* **MATERIAL TO PROCESS**
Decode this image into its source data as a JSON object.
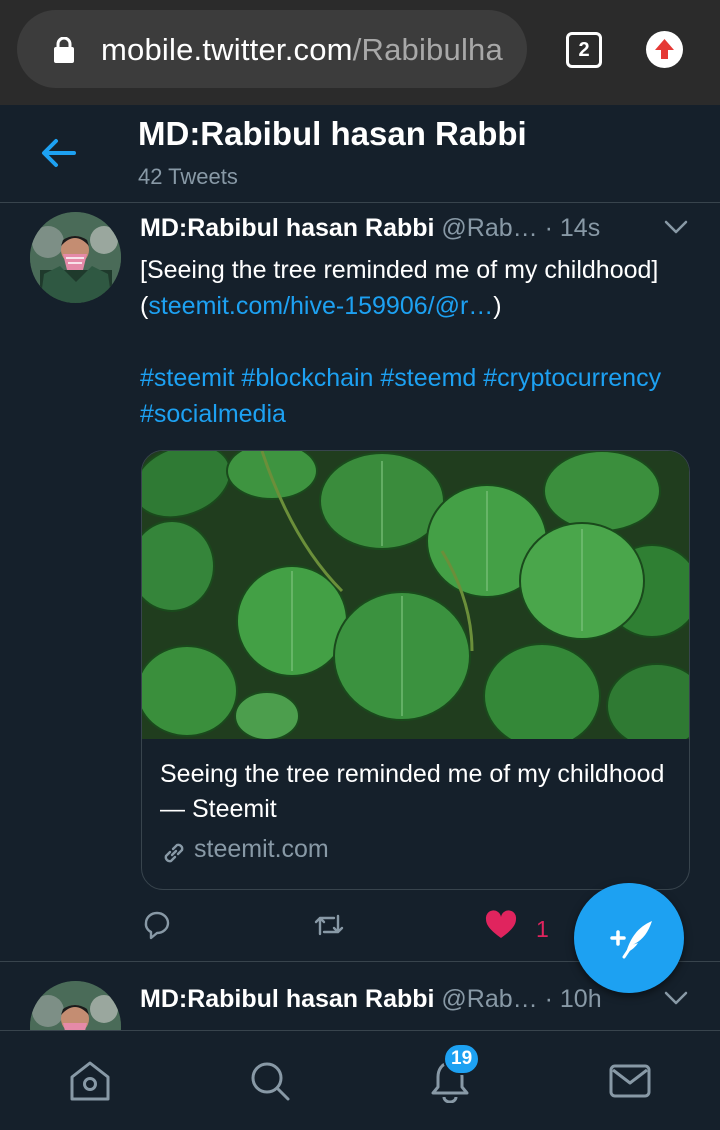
{
  "browser": {
    "url_host": "mobile.twitter.com",
    "url_path": "/Rabibulha",
    "tab_count": "2"
  },
  "header": {
    "title": "MD:Rabibul hasan Rabbi",
    "subtitle": "42 Tweets"
  },
  "tweets": [
    {
      "name": "MD:Rabibul hasan Rabbi",
      "handle": "@Rab…",
      "dot": " · ",
      "time": "14s",
      "text_before_link": "[Seeing the tree reminded me of my childhood](",
      "link_text": "steemit.com/hive-159906/@r…",
      "text_after_link": ")",
      "hashtags": "#steemit #blockchain #steemd #cryptocurrency #socialmedia",
      "card": {
        "title": "Seeing the tree reminded me of my childhood — Steemit",
        "domain": "steemit.com"
      },
      "like_count": "1"
    },
    {
      "name": "MD:Rabibul hasan Rabbi",
      "handle": "@Rab…",
      "dot": " · ",
      "time": "10h"
    }
  ],
  "bottom_nav": {
    "notifications_badge": "19",
    "items": [
      "home-icon",
      "search-icon",
      "notifications-icon",
      "messages-icon"
    ]
  },
  "colors": {
    "background": "#15202b",
    "accent": "#1da1f2",
    "like": "#e0245e",
    "muted": "#8899a6"
  }
}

* **AIM OF THE EXERCISE**
Leave out all pictures, then copy the remaining material exactly.

* **OUTPUT FOR THIS TASK**
Decode this image into its source data as a JSON object.
{
  "browser": {
    "url_host": "mobile.twitter.com",
    "url_path": "/Rabibulha",
    "tab_count": "2"
  },
  "header": {
    "title": "MD:Rabibul hasan Rabbi",
    "subtitle": "42 Tweets"
  },
  "tweets": [
    {
      "name": "MD:Rabibul hasan Rabbi",
      "handle": "@Rab…",
      "dot": " · ",
      "time": "14s",
      "text_before_link": "[Seeing the tree reminded me of my childhood](",
      "link_text": "steemit.com/hive-159906/@r…",
      "text_after_link": ")",
      "hashtags": "#steemit #blockchain #steemd #cryptocurrency #socialmedia",
      "card": {
        "title": "Seeing the tree reminded me of my childhood — Steemit",
        "domain": "steemit.com"
      },
      "like_count": "1"
    },
    {
      "name": "MD:Rabibul hasan Rabbi",
      "handle": "@Rab…",
      "dot": " · ",
      "time": "10h"
    }
  ],
  "bottom_nav": {
    "notifications_badge": "19",
    "items": [
      "home-icon",
      "search-icon",
      "notifications-icon",
      "messages-icon"
    ]
  },
  "colors": {
    "background": "#15202b",
    "accent": "#1da1f2",
    "like": "#e0245e",
    "muted": "#8899a6"
  }
}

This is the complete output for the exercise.